_Tarefa proposta A_.
Reescreva de forma mais breve o parágrafo do texto sobre as Olimpíadas que começa com "Mas as Olimpíadas de Paris", mantendo os fatos principais.
_Tarefa proposta B_.
Responda com base no texto sobre as Olimpíadas, uma pergunta por linha:
(i) De quanto em quanto tempo acontecem as Olimpíadas?
(ii) Qual país é citado como exceção entre os povos que podem se unir e falar mal uns dos outros?
(iii) Como as equipes das duas Coreias têm que voltar ao fim de cada olimpíada?
_Tarefa proposta C_.
Transcreva do texto sobre as Olimpíadas o trecho que vai de "É verdade que" até "e pede asilo.", inclusive.
--- Bloco de texto ---
De quatro em quatro anos, Mamãe Natureza – com a sua sabedoria e o patrocínio da Nike e da Coca Cola – reúne atletos e atletas em algum recanto aprazível do planeta porque…
É tempo de Olimpíadas! É tempo de congraçamento, quando os povos do mundo todo podem se unir e livremente falar mal uns dos outros! (Menos a Rússia, que parece que a guerra deles é ilegal, ao contrário de todas as outras guerras do planeta.) É quando se realiza a grande festa dos recordes e dos acasalamentos na Vila Olímpica! E eu não poderia deixar de registrar esses momentos de emoção, competição, desvio de verbas e expulsão dos imigrantes pobres que vivem ali pelas margens do Sena. Vamos lá, torcedoros e torcedoras, todo mundo junto! Mas em fila indiana senão vira zona!
É verdade que a maioria de nós não sabe diferenciar um chinês de um singapurano (ou singapurê, não sei também). E pensa que Trinidad e Tobago é uma nova dupla sertaneja. Nem falo da diferença entre as Coreias do Sul e do Norte, porque essa nem eles sabem. Toda olimpíada é a mesma coisa: as equipes dos dois países têm que voltar em aviões, horários e aeroportos diferentes, senão mistura todo mundo e daqui que separe já tá nas vésperas da próxima olimpíada. É verdade também que a classe média brasileira adoraria que essa jogatina toda fosse logo em Los Angeles, ou melhor ainda, em Miami, onde tem cassino, dá pra comprar tênis novo e um monte de bugiganga. Sem falar na quantidade de atletas do terceiro mundo que, no meio da maratona, entra na primeira embaixada que encontra e pede asilo.
Mas as Olimpíadas de Paris estão se revelando uma grande oportunidade para a troca de experiências esportivas. Já foram descobertos dezenas de novos tipos de doping, até então desconhecidos pela ciência e pelo faturamento dos laboratórios. E os países estão podendo colocar em prática infinitas formas de subornos para os mais variados tipos de juízes nas mais diversas modalidades esportivas. Isso sem falar nas torcidas organizadas que, representando a pluralidade da vida humana e principalmente da vida desumana, vêm demonstrando os inúmeros métodos culturais que cada região do planeta possui para espancar seus adversários.
--- Extrato de dados ---
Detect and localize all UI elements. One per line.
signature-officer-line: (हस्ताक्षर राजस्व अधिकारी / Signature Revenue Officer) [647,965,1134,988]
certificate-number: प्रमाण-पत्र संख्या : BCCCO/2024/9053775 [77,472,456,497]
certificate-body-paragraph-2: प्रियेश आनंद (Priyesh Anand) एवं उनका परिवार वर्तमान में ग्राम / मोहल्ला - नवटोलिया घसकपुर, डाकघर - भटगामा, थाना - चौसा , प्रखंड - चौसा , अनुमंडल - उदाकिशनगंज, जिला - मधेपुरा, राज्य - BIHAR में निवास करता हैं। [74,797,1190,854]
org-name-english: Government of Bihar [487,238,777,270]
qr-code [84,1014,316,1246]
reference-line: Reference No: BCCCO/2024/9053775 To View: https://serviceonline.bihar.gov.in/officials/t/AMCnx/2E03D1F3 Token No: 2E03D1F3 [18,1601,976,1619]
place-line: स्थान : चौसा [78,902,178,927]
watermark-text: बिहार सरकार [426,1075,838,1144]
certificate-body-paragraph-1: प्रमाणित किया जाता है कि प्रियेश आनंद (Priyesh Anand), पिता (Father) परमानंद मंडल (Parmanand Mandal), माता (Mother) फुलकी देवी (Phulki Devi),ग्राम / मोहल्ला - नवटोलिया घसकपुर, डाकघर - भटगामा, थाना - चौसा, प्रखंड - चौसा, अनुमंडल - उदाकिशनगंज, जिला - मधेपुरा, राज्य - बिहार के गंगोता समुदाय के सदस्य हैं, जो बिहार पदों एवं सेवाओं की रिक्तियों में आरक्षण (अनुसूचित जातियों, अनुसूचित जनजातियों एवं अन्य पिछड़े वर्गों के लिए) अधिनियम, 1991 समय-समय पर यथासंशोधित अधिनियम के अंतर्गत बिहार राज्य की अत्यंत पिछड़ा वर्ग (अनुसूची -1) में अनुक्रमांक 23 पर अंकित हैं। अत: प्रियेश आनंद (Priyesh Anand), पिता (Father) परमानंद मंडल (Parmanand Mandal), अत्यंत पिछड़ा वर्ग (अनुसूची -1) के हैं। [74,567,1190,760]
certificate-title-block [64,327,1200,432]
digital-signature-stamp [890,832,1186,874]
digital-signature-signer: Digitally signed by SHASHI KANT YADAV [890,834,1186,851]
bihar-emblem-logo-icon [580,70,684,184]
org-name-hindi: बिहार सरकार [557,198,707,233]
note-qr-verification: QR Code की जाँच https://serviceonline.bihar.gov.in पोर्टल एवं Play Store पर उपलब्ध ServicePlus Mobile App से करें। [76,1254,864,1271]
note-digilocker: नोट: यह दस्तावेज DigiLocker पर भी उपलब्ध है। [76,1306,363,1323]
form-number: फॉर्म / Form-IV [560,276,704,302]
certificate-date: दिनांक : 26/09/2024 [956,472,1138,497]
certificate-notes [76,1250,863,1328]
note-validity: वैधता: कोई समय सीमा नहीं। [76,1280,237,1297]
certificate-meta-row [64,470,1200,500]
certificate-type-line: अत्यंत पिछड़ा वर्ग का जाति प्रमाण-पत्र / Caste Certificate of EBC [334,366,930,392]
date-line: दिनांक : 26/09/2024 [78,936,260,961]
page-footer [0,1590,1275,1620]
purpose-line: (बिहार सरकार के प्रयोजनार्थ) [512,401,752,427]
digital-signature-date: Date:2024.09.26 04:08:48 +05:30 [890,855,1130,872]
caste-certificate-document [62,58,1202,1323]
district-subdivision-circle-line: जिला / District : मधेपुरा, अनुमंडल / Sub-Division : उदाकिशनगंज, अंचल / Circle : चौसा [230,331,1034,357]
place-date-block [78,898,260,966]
---
_Resultado da tarefa A_.
As Olimpíadas de Paris estão sendo uma grande oportunidade de troca de experiências esportivas. Já se descobriram dezenas de novos tipos de doping. Os países praticam inúmeras formas de suborno de juízes em diversas modalidades. As torcidas organizadas mostram os métodos culturais de cada região para espancar os adversários.

_Resultado da tarefa B_.
(i) De quatro em quatro anos.
(ii) A Rússia.
(iii) Em aviões, horários e aeroportos diferentes.

_Resultado da tarefa C_.
É verdade que a maioria de nós não sabe diferenciar um chinês de um singapurano (ou singapurê, não sei também). E pensa que Trinidad e Tobago é uma nova dupla sertaneja. Nem falo da diferença entre as Coreias do Sul e do Norte, porque essa nem eles sabem. Toda olimpíada é a mesma coisa: as equipes dos dois países têm que voltar em aviões, horários e aeroportos diferentes, senão mistura todo mundo e daqui que separe já tá nas vésperas da próxima olimpíada. É verdade também que a classe média brasileira adoraria que essa jogatina toda fosse logo em Los Angeles, ou melhor ainda, em Miami, onde tem cassino, dá pra comprar tênis novo e um monte de bugiganga. Sem falar na quantidade de atletas do terceiro mundo que, no meio da maratona, entra na primeira embaixada que encontra e pede asilo.